- [OBJECTIVE] Omit the images. Copy each entry word for word.
# start of LISTED ENTRIES
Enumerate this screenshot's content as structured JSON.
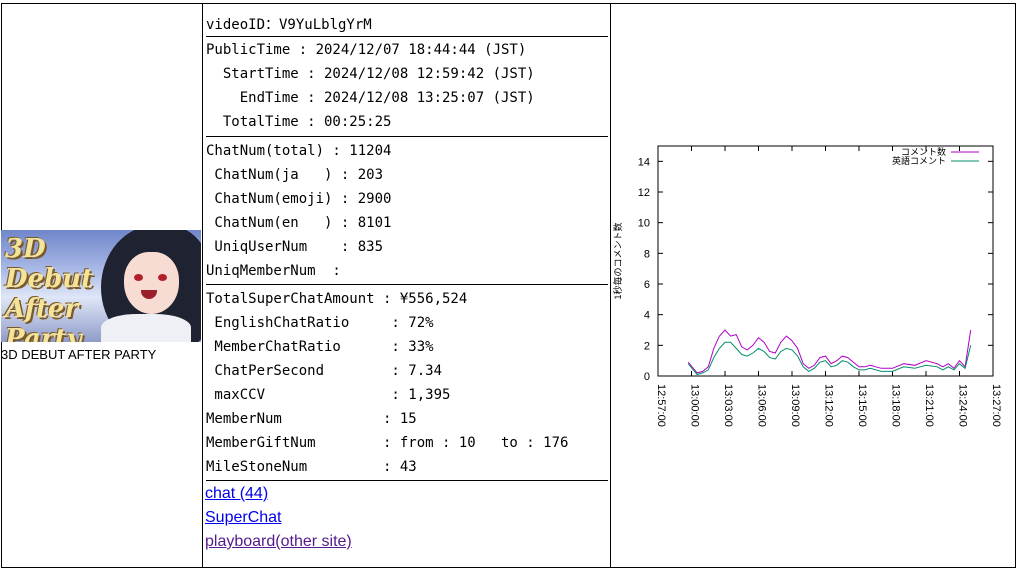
{
  "thumbnail": {
    "caption": "3D DEBUT AFTER PARTY",
    "art_text": "3D Debut After Party"
  },
  "info": {
    "video_id": "videoID：V9YuLblgYrM",
    "times": [
      "PublicTime : 2024/12/07 18:44:44 (JST)",
      "  StartTime : 2024/12/08 12:59:42 (JST)",
      "    EndTime : 2024/12/08 13:25:07 (JST)",
      "  TotalTime : 00:25:25"
    ],
    "chat_counts": [
      "ChatNum(total) : 11204",
      " ChatNum(ja   ) : 203",
      " ChatNum(emoji) : 2900",
      " ChatNum(en   ) : 8101",
      " UniqUserNum    : 835",
      "UniqMemberNum  :"
    ],
    "stats": [
      "TotalSuperChatAmount : ¥556,524",
      " EnglishChatRatio     : 72%",
      " MemberChatRatio      : 33%",
      " ChatPerSecond        : 7.34",
      " maxCCV               : 1,395",
      "MemberNum            : 15",
      "MemberGiftNum        : from : 10   to : 176",
      "MileStoneNum         : 43"
    ]
  },
  "links": [
    {
      "label": "chat (44)",
      "visited": false
    },
    {
      "label": "SuperChat",
      "visited": false
    },
    {
      "label": "playboard(other site)",
      "visited": true
    }
  ],
  "chart_data": {
    "type": "line",
    "title": "",
    "xlabel": "",
    "ylabel": "1秒毎のコメント数",
    "ylim": [
      0,
      15
    ],
    "yticks": [
      0,
      2,
      4,
      6,
      8,
      10,
      12,
      14
    ],
    "xlim": [
      "12:57:00",
      "13:27:00"
    ],
    "xticks": [
      "12:57:00",
      "13:00:00",
      "13:03:00",
      "13:06:00",
      "13:09:00",
      "13:12:00",
      "13:15:00",
      "13:18:00",
      "13:21:00",
      "13:24:00",
      "13:27:00"
    ],
    "legend_position": "top-right",
    "grid": false,
    "colors": {
      "comments": "#b000c8",
      "english": "#008f6b"
    },
    "x": [
      "12:59:42",
      "13:00:30",
      "13:01:00",
      "13:01:30",
      "13:02:00",
      "13:02:30",
      "13:03:00",
      "13:03:30",
      "13:04:00",
      "13:04:30",
      "13:05:00",
      "13:05:30",
      "13:06:00",
      "13:06:30",
      "13:07:00",
      "13:07:30",
      "13:08:00",
      "13:08:30",
      "13:09:00",
      "13:09:30",
      "13:10:00",
      "13:10:30",
      "13:11:00",
      "13:11:30",
      "13:12:00",
      "13:12:30",
      "13:13:00",
      "13:13:30",
      "13:14:00",
      "13:14:30",
      "13:15:00",
      "13:15:30",
      "13:16:00",
      "13:17:00",
      "13:18:00",
      "13:19:00",
      "13:20:00",
      "13:21:00",
      "13:22:00",
      "13:22:30",
      "13:23:00",
      "13:23:30",
      "13:24:00",
      "13:24:30",
      "13:25:00"
    ],
    "series": [
      {
        "name": "コメント数",
        "values": [
          0.9,
          0.2,
          0.3,
          0.6,
          1.8,
          2.6,
          3.0,
          2.6,
          2.7,
          1.9,
          1.7,
          2.0,
          2.5,
          2.2,
          1.6,
          1.5,
          2.2,
          2.6,
          2.3,
          1.8,
          0.8,
          0.5,
          0.7,
          1.2,
          1.3,
          0.8,
          1.0,
          1.3,
          1.2,
          0.9,
          0.6,
          0.6,
          0.7,
          0.5,
          0.5,
          0.8,
          0.7,
          1.0,
          0.8,
          0.6,
          0.8,
          0.5,
          1.0,
          0.6,
          3.0
        ]
      },
      {
        "name": "英語コメント",
        "values": [
          0.8,
          0.1,
          0.2,
          0.4,
          1.2,
          1.8,
          2.2,
          2.2,
          1.8,
          1.4,
          1.3,
          1.5,
          1.8,
          1.6,
          1.2,
          1.1,
          1.6,
          1.8,
          1.7,
          1.3,
          0.6,
          0.3,
          0.5,
          0.9,
          1.0,
          0.6,
          0.7,
          1.0,
          0.9,
          0.6,
          0.4,
          0.4,
          0.5,
          0.3,
          0.3,
          0.6,
          0.5,
          0.7,
          0.6,
          0.4,
          0.6,
          0.4,
          0.8,
          0.5,
          2.0
        ]
      }
    ]
  }
}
# end of LISTED ENTRIES
- [THE SOLUTION]
Enumerate this screenshot's content as structured JSON.
{
  "thumbnail": {
    "caption": "3D DEBUT AFTER PARTY",
    "art_text": "3D Debut After Party"
  },
  "info": {
    "video_id": "videoID：V9YuLblgYrM",
    "times": [
      "PublicTime : 2024/12/07 18:44:44 (JST)",
      "  StartTime : 2024/12/08 12:59:42 (JST)",
      "    EndTime : 2024/12/08 13:25:07 (JST)",
      "  TotalTime : 00:25:25"
    ],
    "chat_counts": [
      "ChatNum(total) : 11204",
      " ChatNum(ja   ) : 203",
      " ChatNum(emoji) : 2900",
      " ChatNum(en   ) : 8101",
      " UniqUserNum    : 835",
      "UniqMemberNum  :"
    ],
    "stats": [
      "TotalSuperChatAmount : ¥556,524",
      " EnglishChatRatio     : 72%",
      " MemberChatRatio      : 33%",
      " ChatPerSecond        : 7.34",
      " maxCCV               : 1,395",
      "MemberNum            : 15",
      "MemberGiftNum        : from : 10   to : 176",
      "MileStoneNum         : 43"
    ]
  },
  "links": [
    {
      "label": "chat (44)",
      "visited": false
    },
    {
      "label": "SuperChat",
      "visited": false
    },
    {
      "label": "playboard(other site)",
      "visited": true
    }
  ],
  "chart_data": {
    "type": "line",
    "title": "",
    "xlabel": "",
    "ylabel": "1秒毎のコメント数",
    "ylim": [
      0,
      15
    ],
    "yticks": [
      0,
      2,
      4,
      6,
      8,
      10,
      12,
      14
    ],
    "xlim": [
      "12:57:00",
      "13:27:00"
    ],
    "xticks": [
      "12:57:00",
      "13:00:00",
      "13:03:00",
      "13:06:00",
      "13:09:00",
      "13:12:00",
      "13:15:00",
      "13:18:00",
      "13:21:00",
      "13:24:00",
      "13:27:00"
    ],
    "legend_position": "top-right",
    "grid": false,
    "colors": {
      "comments": "#b000c8",
      "english": "#008f6b"
    },
    "x": [
      "12:59:42",
      "13:00:30",
      "13:01:00",
      "13:01:30",
      "13:02:00",
      "13:02:30",
      "13:03:00",
      "13:03:30",
      "13:04:00",
      "13:04:30",
      "13:05:00",
      "13:05:30",
      "13:06:00",
      "13:06:30",
      "13:07:00",
      "13:07:30",
      "13:08:00",
      "13:08:30",
      "13:09:00",
      "13:09:30",
      "13:10:00",
      "13:10:30",
      "13:11:00",
      "13:11:30",
      "13:12:00",
      "13:12:30",
      "13:13:00",
      "13:13:30",
      "13:14:00",
      "13:14:30",
      "13:15:00",
      "13:15:30",
      "13:16:00",
      "13:17:00",
      "13:18:00",
      "13:19:00",
      "13:20:00",
      "13:21:00",
      "13:22:00",
      "13:22:30",
      "13:23:00",
      "13:23:30",
      "13:24:00",
      "13:24:30",
      "13:25:00"
    ],
    "series": [
      {
        "name": "コメント数",
        "values": [
          0.9,
          0.2,
          0.3,
          0.6,
          1.8,
          2.6,
          3.0,
          2.6,
          2.7,
          1.9,
          1.7,
          2.0,
          2.5,
          2.2,
          1.6,
          1.5,
          2.2,
          2.6,
          2.3,
          1.8,
          0.8,
          0.5,
          0.7,
          1.2,
          1.3,
          0.8,
          1.0,
          1.3,
          1.2,
          0.9,
          0.6,
          0.6,
          0.7,
          0.5,
          0.5,
          0.8,
          0.7,
          1.0,
          0.8,
          0.6,
          0.8,
          0.5,
          1.0,
          0.6,
          3.0
        ]
      },
      {
        "name": "英語コメント",
        "values": [
          0.8,
          0.1,
          0.2,
          0.4,
          1.2,
          1.8,
          2.2,
          2.2,
          1.8,
          1.4,
          1.3,
          1.5,
          1.8,
          1.6,
          1.2,
          1.1,
          1.6,
          1.8,
          1.7,
          1.3,
          0.6,
          0.3,
          0.5,
          0.9,
          1.0,
          0.6,
          0.7,
          1.0,
          0.9,
          0.6,
          0.4,
          0.4,
          0.5,
          0.3,
          0.3,
          0.6,
          0.5,
          0.7,
          0.6,
          0.4,
          0.6,
          0.4,
          0.8,
          0.5,
          2.0
        ]
      }
    ]
  }
}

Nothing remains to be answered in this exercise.